What is being asked: Find each line that has the string "xlabel" and give the total, with nothing else.

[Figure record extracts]
— begin —
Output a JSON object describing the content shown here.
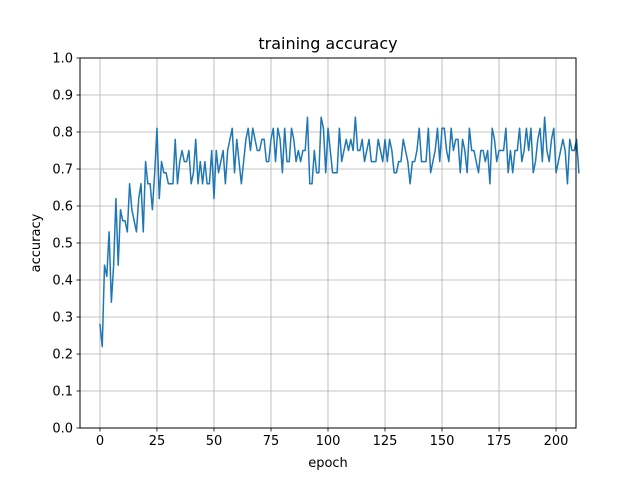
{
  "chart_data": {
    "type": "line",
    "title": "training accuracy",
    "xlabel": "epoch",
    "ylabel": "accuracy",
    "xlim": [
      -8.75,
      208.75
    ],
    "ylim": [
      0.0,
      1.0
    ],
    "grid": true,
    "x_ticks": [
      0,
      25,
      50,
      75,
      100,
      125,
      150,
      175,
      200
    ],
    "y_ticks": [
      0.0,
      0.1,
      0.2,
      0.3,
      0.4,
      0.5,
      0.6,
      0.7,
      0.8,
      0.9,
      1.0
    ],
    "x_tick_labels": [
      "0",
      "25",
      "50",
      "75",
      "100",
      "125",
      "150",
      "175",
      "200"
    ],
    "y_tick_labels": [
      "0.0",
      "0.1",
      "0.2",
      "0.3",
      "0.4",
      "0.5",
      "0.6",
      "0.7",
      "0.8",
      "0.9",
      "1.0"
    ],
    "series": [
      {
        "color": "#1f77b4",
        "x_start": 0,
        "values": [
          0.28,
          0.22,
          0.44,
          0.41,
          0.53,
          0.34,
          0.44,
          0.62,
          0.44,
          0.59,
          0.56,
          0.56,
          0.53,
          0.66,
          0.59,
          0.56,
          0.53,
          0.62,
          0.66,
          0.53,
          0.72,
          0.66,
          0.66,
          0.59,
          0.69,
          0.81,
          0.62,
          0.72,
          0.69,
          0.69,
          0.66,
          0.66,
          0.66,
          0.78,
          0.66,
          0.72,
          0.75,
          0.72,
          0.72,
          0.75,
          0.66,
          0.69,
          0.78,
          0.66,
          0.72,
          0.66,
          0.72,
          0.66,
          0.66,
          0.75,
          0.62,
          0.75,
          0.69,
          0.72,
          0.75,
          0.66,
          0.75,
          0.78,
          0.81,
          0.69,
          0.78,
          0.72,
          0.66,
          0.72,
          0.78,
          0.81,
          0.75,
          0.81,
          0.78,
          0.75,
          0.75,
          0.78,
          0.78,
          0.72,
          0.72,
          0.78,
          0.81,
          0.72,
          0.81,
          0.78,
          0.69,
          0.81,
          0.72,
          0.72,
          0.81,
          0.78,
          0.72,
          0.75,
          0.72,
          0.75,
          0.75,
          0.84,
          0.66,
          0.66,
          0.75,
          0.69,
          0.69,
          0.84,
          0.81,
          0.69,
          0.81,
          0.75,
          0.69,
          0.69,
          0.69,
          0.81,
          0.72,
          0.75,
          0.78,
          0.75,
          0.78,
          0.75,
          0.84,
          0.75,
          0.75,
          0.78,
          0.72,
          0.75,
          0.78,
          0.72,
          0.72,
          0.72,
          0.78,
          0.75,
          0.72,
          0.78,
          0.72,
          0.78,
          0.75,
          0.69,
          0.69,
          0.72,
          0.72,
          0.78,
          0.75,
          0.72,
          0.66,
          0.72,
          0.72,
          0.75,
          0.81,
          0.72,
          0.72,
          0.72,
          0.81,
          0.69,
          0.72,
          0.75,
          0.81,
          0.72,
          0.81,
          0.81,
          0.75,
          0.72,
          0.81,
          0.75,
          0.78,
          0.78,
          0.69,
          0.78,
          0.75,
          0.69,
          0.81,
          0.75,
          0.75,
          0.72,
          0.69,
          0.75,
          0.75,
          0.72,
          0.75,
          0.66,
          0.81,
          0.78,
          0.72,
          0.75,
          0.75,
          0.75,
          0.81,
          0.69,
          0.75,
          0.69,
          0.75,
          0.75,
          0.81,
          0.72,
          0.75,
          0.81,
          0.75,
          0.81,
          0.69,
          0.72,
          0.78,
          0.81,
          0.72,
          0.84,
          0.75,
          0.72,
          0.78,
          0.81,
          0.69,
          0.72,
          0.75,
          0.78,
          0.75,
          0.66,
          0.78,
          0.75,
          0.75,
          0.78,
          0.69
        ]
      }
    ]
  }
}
— end —
— begin —
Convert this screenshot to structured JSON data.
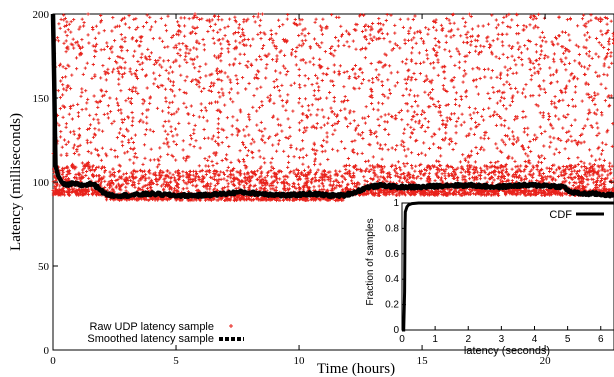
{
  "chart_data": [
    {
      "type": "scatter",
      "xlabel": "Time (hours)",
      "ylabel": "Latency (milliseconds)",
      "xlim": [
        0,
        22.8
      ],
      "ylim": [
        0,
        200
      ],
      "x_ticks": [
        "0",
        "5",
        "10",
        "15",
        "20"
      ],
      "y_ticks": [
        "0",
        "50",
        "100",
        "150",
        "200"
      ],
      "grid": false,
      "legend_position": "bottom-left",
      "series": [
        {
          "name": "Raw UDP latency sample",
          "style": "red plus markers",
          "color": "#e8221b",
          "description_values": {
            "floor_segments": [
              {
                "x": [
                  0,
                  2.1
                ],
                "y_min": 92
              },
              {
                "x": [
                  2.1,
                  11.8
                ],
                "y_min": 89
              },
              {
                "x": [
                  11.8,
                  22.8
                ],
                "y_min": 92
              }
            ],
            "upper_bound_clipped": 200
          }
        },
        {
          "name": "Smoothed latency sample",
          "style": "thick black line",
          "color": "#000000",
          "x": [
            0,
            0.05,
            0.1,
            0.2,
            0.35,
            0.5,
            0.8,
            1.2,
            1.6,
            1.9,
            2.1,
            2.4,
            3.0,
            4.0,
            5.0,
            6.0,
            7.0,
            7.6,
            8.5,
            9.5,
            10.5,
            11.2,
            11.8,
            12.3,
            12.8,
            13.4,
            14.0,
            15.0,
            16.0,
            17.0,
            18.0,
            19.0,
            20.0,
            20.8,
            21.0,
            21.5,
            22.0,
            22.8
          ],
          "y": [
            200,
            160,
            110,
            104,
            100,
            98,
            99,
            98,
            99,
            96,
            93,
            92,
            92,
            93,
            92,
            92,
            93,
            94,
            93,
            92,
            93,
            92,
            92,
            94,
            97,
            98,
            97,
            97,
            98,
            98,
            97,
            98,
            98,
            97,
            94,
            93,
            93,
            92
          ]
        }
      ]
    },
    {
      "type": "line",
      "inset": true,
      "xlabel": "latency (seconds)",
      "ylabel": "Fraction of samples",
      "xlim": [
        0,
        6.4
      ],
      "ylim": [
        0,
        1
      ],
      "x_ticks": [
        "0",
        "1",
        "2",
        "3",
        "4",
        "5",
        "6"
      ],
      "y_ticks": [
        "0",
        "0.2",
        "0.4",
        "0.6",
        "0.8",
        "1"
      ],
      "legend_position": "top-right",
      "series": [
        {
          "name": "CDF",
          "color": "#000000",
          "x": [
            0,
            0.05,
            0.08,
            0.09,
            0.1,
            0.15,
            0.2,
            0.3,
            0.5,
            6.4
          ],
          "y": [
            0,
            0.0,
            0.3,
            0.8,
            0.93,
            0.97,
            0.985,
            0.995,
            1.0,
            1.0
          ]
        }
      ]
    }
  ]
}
— end —
Reply: 3